■ **AIM**
Without altering anything, repeat each of the records.
BEGIN MATERIAL FOR THIS EXERCISE
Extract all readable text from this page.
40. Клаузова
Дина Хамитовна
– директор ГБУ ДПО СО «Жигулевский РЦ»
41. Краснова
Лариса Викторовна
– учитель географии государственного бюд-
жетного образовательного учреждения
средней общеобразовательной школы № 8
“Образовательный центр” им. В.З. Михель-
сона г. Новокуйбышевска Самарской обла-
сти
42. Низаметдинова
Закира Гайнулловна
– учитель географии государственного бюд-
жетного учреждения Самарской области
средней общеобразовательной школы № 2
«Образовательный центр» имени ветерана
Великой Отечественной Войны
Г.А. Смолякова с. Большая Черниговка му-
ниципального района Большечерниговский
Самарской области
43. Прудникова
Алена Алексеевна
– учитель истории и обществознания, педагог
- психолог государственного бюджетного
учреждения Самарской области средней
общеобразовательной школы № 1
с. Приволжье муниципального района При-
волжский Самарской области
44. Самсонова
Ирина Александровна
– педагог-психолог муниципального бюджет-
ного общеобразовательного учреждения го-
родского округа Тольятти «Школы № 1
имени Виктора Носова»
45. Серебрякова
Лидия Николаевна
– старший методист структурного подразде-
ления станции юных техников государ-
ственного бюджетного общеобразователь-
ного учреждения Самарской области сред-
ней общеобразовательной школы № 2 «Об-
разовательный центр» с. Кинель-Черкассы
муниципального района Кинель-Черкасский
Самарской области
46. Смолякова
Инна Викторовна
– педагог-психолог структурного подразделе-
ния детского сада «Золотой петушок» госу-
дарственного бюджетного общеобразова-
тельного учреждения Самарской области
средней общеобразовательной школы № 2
END MATERIAL FOR THIS EXERCISE
■ **FINISHED ANSWER**
Extract all readable text from this page.
40. Клаузова
Дина Хамитовна
– директор ГБУ ДПО СО «Жигулевский РЦ»
41. Краснова
Лариса Викторовна
– учитель географии государственного бюд-
жетного образовательного учреждения
средней общеобразовательной школы № 8
“Образовательный центр” им. В.З. Михель-
сона г. Новокуйбышевска Самарской обла-
сти
42. Низаметдинова
Закира Гайнулловна
– учитель географии государственного бюд-
жетного учреждения Самарской области
средней общеобразовательной школы № 2
«Образовательный центр» имени ветерана
Великой Отечественной Войны
Г.А. Смолякова с. Большая Черниговка му-
ниципального района Большечерниговский
Самарской области
43. Прудникова
Алена Алексеевна
– учитель истории и обществознания, педагог
- психолог государственного бюджетного
учреждения Самарской области средней
общеобразовательной школы № 1
с. Приволжье муниципального района При-
волжский Самарской области
44. Самсонова
Ирина Александровна
– педагог-психолог муниципального бюджет-
ного общеобразовательного учреждения го-
родского округа Тольятти «Школы № 1
имени Виктора Носова»
45. Серебрякова
Лидия Николаевна
– старший методист структурного подразде-
ления станции юных техников государ-
ственного бюджетного общеобразователь-
ного учреждения Самарской области сред-
ней общеобразовательной школы № 2 «Об-
разовательный центр» с. Кинель-Черкассы
муниципального района Кинель-Черкасский
Самарской области
46. Смолякова
Инна Викторовна
– педагог-психолог структурного подразделе-
ния детского сада «Золотой петушок» госу-
дарственного бюджетного общеобразова-
тельного учреждения Самарской области
средней общеобразовательной школы № 2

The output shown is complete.